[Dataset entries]
— Begin —

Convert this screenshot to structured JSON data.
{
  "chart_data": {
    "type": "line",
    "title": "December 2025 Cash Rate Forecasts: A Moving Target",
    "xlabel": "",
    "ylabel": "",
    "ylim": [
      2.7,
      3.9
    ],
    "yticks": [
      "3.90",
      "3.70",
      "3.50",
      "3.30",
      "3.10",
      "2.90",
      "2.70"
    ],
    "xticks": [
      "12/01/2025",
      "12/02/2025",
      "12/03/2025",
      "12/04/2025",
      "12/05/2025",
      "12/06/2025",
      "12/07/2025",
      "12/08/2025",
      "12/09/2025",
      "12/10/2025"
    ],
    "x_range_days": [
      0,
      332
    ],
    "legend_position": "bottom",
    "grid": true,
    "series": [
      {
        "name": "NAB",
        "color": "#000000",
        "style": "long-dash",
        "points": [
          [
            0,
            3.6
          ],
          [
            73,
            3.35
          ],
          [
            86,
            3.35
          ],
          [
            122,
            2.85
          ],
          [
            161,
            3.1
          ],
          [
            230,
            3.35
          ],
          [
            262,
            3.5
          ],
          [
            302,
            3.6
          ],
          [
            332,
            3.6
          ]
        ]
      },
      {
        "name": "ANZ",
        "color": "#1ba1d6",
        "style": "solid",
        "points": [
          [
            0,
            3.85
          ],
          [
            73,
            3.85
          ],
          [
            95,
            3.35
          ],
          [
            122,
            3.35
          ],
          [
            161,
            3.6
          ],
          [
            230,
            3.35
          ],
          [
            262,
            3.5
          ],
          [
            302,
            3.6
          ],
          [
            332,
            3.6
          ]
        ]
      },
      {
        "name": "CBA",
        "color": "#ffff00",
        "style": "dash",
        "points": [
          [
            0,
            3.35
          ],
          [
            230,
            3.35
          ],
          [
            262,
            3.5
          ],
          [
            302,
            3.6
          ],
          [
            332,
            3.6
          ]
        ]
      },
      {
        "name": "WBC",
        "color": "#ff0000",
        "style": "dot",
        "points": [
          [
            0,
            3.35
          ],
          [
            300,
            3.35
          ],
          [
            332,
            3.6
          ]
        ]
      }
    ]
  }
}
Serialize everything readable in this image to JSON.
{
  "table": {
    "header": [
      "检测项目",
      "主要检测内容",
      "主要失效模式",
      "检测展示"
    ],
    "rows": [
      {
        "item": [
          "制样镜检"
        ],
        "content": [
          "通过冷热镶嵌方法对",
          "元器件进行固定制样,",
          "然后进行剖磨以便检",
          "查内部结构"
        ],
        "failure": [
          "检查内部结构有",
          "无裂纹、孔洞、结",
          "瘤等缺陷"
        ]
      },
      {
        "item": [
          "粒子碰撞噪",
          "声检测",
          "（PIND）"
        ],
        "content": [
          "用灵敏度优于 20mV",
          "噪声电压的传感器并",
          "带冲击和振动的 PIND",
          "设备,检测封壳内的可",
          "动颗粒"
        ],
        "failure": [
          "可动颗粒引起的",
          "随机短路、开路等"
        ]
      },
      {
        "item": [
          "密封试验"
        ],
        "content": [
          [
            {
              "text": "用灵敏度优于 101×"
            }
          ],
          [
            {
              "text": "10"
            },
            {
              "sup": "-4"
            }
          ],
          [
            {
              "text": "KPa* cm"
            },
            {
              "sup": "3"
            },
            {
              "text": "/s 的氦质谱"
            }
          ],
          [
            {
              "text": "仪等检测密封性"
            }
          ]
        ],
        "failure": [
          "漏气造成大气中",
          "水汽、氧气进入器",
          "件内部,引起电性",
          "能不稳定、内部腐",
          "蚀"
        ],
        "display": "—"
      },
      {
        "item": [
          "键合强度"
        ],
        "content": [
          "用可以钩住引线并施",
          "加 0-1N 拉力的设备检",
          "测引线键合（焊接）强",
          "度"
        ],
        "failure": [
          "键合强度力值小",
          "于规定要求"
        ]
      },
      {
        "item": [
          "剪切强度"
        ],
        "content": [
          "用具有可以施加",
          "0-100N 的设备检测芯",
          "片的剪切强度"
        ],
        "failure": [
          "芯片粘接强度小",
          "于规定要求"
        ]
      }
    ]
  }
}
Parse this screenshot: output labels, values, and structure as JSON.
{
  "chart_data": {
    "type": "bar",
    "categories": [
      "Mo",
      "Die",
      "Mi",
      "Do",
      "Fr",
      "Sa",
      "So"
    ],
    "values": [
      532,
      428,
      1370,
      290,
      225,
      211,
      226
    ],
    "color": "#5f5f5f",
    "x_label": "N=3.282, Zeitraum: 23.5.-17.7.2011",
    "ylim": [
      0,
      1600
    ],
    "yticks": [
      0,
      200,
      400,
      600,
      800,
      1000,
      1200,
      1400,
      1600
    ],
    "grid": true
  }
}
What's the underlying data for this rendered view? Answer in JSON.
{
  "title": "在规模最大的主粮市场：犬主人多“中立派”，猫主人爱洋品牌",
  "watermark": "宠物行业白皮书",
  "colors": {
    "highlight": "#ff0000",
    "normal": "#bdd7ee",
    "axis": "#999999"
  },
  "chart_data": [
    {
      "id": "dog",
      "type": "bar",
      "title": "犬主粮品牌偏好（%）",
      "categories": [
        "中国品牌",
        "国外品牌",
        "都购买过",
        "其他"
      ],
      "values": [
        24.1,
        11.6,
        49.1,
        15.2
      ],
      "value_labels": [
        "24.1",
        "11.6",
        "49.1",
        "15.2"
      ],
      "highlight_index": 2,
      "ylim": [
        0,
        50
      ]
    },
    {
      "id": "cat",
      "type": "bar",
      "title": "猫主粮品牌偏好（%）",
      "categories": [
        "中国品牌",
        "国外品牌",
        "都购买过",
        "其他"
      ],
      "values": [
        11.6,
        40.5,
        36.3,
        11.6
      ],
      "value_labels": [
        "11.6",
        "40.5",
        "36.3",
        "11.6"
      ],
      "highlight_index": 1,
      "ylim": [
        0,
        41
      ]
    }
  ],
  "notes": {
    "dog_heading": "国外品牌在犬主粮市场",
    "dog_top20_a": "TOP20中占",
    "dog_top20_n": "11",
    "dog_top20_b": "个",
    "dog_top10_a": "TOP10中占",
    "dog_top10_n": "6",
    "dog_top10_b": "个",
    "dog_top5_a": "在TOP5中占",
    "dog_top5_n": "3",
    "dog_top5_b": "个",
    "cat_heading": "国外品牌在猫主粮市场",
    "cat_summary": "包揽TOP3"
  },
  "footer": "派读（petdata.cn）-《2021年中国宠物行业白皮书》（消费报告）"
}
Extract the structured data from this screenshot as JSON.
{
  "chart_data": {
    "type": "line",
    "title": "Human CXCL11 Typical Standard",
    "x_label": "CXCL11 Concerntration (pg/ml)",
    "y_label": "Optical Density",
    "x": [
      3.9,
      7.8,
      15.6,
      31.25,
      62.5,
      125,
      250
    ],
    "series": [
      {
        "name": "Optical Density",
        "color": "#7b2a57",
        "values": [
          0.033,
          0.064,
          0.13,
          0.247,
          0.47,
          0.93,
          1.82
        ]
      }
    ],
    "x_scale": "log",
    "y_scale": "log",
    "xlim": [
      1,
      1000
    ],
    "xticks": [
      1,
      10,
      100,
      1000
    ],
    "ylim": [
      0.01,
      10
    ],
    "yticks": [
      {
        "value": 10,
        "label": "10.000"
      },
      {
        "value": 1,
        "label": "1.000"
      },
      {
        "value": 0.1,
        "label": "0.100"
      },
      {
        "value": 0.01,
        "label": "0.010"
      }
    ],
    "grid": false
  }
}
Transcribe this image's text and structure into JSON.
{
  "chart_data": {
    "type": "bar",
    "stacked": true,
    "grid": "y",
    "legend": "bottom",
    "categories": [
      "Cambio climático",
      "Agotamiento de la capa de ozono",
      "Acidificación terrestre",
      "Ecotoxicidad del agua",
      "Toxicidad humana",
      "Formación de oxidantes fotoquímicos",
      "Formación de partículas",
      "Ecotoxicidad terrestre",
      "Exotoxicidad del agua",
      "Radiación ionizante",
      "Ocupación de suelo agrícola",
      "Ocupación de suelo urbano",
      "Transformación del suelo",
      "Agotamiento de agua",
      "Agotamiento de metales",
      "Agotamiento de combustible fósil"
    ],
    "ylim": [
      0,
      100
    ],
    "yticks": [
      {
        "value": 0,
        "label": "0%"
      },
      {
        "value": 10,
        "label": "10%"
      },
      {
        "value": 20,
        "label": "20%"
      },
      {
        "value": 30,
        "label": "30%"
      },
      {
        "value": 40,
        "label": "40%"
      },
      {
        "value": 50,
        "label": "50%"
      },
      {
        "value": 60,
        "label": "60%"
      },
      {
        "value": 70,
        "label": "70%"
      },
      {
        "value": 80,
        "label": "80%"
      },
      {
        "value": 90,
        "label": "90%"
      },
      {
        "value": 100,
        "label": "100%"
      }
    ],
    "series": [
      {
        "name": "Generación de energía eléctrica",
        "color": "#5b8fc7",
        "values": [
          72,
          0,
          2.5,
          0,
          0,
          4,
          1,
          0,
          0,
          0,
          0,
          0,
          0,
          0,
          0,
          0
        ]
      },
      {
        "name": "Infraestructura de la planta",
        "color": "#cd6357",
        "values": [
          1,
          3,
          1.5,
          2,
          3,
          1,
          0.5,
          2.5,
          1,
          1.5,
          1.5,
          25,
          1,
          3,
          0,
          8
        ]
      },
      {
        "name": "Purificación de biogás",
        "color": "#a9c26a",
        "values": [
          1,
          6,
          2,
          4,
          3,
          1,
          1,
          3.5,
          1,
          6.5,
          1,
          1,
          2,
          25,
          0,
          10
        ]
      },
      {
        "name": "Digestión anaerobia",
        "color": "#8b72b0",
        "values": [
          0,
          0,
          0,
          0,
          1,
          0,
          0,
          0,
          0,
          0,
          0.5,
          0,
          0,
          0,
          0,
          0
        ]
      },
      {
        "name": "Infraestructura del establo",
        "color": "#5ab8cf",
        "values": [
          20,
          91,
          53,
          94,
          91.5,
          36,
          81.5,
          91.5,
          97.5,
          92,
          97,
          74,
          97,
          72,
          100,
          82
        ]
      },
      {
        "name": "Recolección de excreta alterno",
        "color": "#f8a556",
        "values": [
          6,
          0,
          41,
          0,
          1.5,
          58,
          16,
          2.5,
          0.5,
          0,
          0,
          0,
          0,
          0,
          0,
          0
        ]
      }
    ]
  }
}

— End —

> [Request]
Which lines hold the word "image"? Copy every one of them.

> [Answer for the task]
Serialize everything readable in this image to JSON.
Transcribe this image's text and structure into JSON.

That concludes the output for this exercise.